== The task ==
Pick out the lines containing "sort".

━━ Records supplied ━━

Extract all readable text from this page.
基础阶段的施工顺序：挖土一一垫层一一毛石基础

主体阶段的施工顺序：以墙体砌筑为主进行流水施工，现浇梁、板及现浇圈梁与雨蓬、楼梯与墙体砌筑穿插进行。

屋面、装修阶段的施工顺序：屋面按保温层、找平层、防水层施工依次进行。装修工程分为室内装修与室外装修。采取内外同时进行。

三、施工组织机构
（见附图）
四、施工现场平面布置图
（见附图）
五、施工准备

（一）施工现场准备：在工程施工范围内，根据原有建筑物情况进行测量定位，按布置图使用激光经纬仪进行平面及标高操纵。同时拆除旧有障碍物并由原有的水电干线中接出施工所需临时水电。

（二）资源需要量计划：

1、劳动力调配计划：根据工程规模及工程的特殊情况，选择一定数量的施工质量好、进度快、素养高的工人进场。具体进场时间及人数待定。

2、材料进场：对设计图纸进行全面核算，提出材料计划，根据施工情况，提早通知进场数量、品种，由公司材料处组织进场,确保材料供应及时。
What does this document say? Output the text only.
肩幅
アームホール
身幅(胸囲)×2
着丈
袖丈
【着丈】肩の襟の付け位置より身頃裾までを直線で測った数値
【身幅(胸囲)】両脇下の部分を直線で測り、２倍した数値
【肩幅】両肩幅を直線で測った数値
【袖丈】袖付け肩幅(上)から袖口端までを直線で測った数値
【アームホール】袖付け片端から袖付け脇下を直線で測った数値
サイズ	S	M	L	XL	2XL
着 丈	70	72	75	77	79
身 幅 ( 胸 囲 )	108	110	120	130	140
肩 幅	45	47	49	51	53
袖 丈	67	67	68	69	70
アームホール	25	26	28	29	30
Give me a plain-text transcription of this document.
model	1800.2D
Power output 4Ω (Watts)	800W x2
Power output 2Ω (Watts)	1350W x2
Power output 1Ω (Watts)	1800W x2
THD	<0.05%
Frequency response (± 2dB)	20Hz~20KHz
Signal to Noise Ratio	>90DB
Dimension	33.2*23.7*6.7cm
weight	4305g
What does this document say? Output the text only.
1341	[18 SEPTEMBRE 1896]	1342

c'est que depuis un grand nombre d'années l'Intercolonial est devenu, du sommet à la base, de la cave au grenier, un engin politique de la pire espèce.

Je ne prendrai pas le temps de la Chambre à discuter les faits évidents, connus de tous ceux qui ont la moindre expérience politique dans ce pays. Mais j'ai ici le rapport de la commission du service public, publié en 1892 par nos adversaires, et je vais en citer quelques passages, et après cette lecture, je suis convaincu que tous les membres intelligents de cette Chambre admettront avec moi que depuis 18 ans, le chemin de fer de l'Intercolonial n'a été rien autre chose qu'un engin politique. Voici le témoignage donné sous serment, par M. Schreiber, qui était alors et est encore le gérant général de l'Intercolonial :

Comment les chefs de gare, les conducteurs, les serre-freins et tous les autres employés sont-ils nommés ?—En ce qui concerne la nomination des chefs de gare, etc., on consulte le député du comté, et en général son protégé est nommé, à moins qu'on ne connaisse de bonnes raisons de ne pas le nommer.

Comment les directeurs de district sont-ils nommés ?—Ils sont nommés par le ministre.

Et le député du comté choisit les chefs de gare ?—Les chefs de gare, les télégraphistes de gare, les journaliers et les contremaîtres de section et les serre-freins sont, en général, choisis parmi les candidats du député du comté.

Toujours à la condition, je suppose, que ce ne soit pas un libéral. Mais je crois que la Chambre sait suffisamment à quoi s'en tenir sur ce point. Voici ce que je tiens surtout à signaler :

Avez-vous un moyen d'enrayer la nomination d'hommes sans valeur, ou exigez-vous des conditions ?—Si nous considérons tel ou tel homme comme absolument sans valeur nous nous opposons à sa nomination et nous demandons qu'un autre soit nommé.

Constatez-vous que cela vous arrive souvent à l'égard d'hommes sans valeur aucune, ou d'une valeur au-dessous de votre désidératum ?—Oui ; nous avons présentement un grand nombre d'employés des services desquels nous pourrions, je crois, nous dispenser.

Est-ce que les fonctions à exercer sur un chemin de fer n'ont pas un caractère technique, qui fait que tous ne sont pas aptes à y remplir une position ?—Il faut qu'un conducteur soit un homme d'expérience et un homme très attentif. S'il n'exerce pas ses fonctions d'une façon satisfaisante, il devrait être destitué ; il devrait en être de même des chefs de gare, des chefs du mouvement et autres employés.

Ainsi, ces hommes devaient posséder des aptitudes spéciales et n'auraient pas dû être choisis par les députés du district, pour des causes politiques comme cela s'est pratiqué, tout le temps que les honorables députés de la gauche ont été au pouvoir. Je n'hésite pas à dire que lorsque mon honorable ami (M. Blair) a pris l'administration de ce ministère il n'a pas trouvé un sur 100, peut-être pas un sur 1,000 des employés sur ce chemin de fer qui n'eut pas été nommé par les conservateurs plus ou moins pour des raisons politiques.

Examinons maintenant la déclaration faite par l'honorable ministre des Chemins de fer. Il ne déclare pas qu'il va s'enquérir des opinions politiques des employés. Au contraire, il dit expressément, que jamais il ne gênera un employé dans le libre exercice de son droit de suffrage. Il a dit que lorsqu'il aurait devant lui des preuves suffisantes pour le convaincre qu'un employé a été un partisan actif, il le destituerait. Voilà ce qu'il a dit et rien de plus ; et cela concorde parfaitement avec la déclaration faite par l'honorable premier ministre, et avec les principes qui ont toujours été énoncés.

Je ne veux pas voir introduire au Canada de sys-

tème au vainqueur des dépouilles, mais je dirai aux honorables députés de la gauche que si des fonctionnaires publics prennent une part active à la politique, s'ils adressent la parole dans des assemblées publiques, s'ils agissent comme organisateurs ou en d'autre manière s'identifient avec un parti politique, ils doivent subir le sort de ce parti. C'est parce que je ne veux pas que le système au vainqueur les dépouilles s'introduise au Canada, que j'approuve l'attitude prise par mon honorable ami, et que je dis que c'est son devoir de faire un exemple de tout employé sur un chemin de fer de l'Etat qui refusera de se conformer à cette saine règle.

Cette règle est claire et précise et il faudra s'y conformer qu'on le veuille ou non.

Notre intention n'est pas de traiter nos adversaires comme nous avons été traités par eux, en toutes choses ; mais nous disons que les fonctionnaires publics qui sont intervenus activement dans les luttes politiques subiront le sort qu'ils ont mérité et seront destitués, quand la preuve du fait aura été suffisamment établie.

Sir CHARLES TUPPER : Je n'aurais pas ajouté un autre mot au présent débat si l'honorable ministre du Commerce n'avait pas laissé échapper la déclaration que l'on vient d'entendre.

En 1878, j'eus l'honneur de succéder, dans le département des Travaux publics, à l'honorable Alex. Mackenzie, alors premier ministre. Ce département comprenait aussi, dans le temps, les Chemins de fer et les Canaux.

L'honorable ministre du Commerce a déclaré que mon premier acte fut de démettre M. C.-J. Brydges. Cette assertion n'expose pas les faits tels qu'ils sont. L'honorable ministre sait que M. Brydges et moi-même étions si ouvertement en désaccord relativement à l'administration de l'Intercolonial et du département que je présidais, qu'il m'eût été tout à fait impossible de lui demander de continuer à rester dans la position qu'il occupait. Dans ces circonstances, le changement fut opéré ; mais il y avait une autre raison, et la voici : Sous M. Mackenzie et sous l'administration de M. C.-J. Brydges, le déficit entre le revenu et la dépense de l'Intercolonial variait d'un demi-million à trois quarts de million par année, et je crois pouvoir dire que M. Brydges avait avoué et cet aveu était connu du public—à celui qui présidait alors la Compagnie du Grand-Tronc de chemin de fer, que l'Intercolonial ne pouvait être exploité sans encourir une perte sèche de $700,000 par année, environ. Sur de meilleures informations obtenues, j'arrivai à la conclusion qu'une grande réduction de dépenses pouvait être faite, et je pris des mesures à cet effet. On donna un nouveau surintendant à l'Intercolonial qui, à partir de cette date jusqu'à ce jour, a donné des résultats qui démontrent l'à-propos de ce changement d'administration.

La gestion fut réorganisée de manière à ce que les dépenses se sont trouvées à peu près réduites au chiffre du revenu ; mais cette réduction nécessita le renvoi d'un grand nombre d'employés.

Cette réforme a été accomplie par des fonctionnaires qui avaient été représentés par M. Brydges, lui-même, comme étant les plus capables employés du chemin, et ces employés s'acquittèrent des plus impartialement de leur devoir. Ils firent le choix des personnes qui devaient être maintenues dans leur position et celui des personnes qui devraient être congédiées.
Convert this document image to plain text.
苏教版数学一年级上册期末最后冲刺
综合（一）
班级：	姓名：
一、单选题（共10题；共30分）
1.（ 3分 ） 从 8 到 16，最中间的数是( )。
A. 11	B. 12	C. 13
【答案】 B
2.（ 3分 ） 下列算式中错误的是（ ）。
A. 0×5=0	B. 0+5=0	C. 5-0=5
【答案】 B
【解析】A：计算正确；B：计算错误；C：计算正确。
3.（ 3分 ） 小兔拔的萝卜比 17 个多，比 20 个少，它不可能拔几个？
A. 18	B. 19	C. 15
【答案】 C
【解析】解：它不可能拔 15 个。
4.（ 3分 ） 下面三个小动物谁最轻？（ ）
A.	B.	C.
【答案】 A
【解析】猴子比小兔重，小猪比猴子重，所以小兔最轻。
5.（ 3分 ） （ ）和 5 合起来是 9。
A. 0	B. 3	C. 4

━━━

== The solution ==
tème au vainqueur des dépouilles, mais je dirai aux honorables députés de la gauche que si des fonctionnaires publics prennent une part active à la politique, s'ils adressent la parole dans des assemblées publiques, s'ils agissent comme organisateurs ou en d'autre manière s'identifient avec un parti politique, ils doivent subir le sort de ce parti. C'est parce que je ne veux pas que le système au vainqueur les dépouilles s'introduise au Canada, que j'approuve l'attitude prise par mon honorable ami, et que je dis que c'est son devoir de faire un exemple de tout employé sur un chemin de fer de l'Etat qui refusera de se conformer à cette saine règle.
Notre intention n'est pas de traiter nos adversaires comme nous avons été traités par eux, en toutes choses ; mais nous disons que les fonctionnaires publics qui sont intervenus activement dans les luttes politiques subiront le sort qu'ils ont mérité et seront destitués, quand la preuve du fait aura été suffisamment établie.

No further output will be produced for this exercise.